● **INSTRUCTIONS FOR THE TASK**:
Give only the number of lines that include the string "tham".

● **RECORDS TO PROCESS**:
## BEGIN

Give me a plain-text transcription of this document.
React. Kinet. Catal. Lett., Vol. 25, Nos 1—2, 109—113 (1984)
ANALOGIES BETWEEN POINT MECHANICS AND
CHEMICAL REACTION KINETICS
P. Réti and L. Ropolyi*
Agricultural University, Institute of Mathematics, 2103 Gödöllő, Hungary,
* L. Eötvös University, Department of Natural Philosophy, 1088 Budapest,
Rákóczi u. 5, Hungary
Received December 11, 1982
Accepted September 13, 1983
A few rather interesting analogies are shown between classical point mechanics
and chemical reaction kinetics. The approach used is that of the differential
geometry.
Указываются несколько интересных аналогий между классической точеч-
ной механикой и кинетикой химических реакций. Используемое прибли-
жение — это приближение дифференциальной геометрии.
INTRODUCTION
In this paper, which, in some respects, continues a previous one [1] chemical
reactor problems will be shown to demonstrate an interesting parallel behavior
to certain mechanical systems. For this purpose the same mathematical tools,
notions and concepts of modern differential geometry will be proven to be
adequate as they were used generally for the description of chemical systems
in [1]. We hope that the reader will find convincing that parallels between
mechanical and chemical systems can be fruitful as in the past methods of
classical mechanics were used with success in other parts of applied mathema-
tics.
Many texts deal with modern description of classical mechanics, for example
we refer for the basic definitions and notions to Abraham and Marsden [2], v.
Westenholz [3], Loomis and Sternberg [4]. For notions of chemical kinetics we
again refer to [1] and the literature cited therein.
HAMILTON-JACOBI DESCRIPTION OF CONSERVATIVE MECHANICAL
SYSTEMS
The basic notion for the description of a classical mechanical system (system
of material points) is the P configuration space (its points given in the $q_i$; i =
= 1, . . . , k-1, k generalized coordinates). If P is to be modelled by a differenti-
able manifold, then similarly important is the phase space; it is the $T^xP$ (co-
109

## END
## BEGIN

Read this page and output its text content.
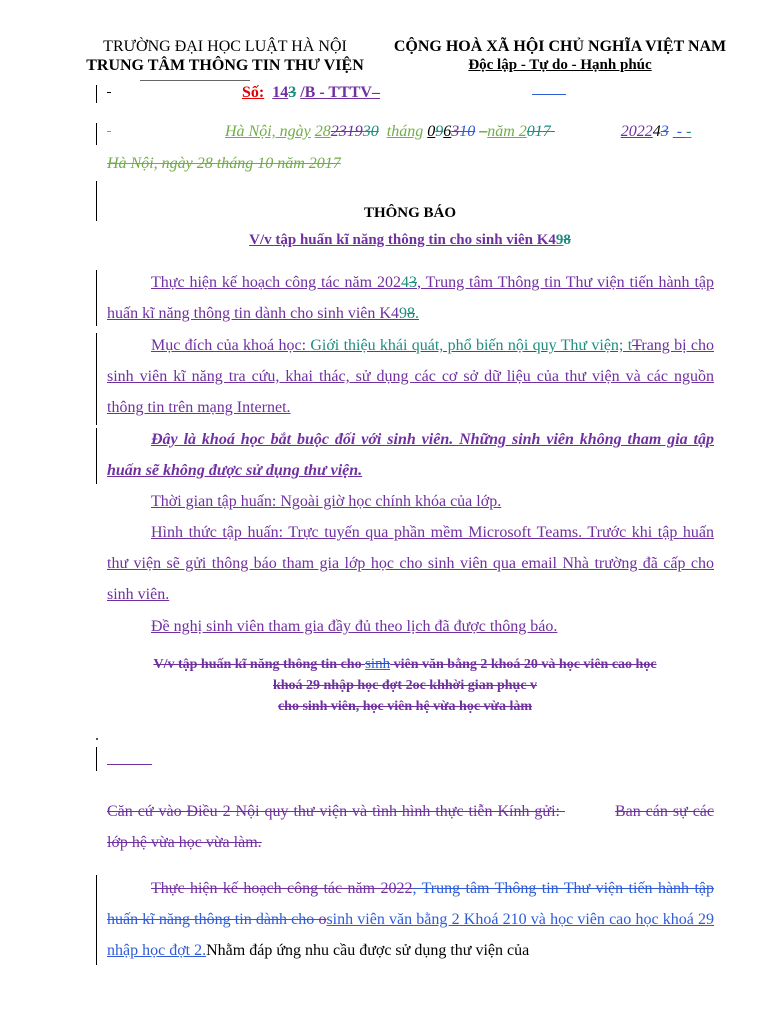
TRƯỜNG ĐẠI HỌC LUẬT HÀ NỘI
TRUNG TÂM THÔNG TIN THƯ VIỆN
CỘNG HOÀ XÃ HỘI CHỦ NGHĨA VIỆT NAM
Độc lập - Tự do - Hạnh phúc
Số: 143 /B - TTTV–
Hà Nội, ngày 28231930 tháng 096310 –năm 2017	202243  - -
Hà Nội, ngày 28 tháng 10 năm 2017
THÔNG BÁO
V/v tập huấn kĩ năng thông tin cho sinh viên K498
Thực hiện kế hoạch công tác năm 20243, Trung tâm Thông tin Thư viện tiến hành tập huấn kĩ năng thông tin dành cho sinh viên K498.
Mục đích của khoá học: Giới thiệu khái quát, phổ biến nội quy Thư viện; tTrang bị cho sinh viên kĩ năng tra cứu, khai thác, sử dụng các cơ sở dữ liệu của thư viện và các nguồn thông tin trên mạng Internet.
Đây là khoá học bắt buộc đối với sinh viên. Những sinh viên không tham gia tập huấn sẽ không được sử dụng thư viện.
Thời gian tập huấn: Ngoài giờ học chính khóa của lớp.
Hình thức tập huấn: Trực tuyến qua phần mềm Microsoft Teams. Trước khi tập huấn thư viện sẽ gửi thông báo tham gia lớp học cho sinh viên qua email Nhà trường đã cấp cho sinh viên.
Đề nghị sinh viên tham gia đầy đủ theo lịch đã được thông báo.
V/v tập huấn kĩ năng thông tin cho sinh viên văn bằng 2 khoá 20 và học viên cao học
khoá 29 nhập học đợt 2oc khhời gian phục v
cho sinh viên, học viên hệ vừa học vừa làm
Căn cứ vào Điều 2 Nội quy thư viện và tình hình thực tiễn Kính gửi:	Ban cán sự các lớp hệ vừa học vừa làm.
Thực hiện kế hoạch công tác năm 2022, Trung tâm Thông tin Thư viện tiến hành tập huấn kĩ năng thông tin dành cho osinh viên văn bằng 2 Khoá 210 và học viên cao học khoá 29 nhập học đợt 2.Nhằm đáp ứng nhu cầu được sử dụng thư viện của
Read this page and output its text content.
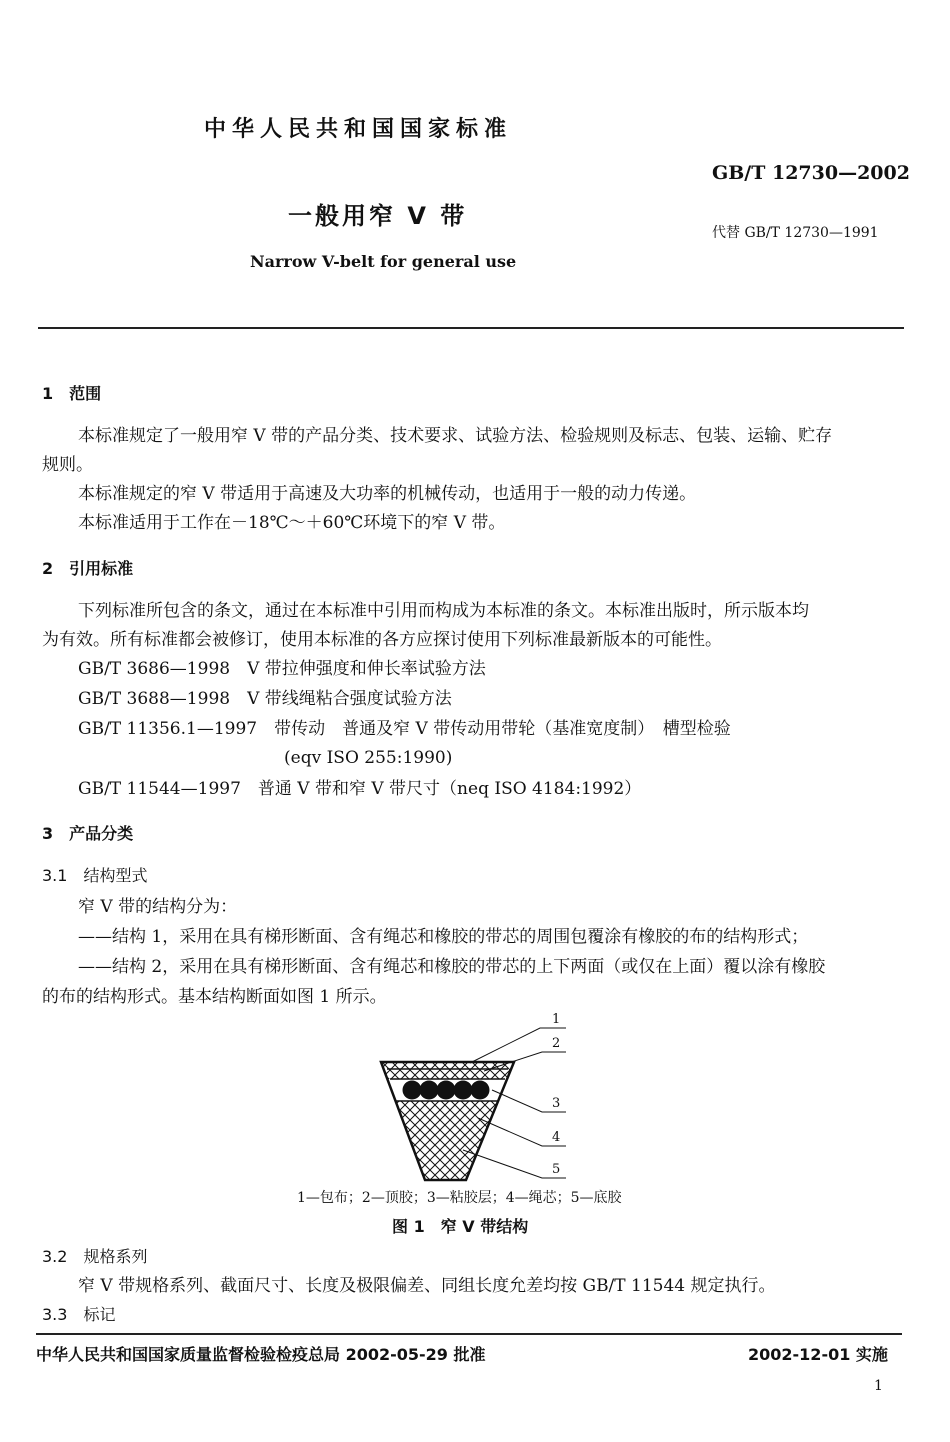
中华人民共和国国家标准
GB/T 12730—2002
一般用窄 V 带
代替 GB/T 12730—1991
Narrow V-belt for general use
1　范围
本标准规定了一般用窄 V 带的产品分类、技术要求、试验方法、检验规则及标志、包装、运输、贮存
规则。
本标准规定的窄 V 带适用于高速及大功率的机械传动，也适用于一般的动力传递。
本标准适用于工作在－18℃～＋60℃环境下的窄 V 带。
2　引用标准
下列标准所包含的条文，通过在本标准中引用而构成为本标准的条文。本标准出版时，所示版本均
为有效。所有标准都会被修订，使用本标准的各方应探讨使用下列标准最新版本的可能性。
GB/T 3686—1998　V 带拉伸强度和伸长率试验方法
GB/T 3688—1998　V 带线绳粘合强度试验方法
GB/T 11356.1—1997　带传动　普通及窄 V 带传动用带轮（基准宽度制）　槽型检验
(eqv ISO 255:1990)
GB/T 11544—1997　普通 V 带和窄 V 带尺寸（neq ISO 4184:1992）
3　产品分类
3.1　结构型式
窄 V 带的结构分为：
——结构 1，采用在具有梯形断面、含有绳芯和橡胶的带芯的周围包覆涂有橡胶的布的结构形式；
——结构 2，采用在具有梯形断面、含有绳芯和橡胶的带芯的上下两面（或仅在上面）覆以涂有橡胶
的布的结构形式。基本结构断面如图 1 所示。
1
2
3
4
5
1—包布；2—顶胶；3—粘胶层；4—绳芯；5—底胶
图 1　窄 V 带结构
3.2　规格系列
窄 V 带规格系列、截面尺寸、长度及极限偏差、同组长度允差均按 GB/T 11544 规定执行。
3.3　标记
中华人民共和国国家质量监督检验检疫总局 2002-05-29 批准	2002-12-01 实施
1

## END

● **RESPONSE BELOW**:
3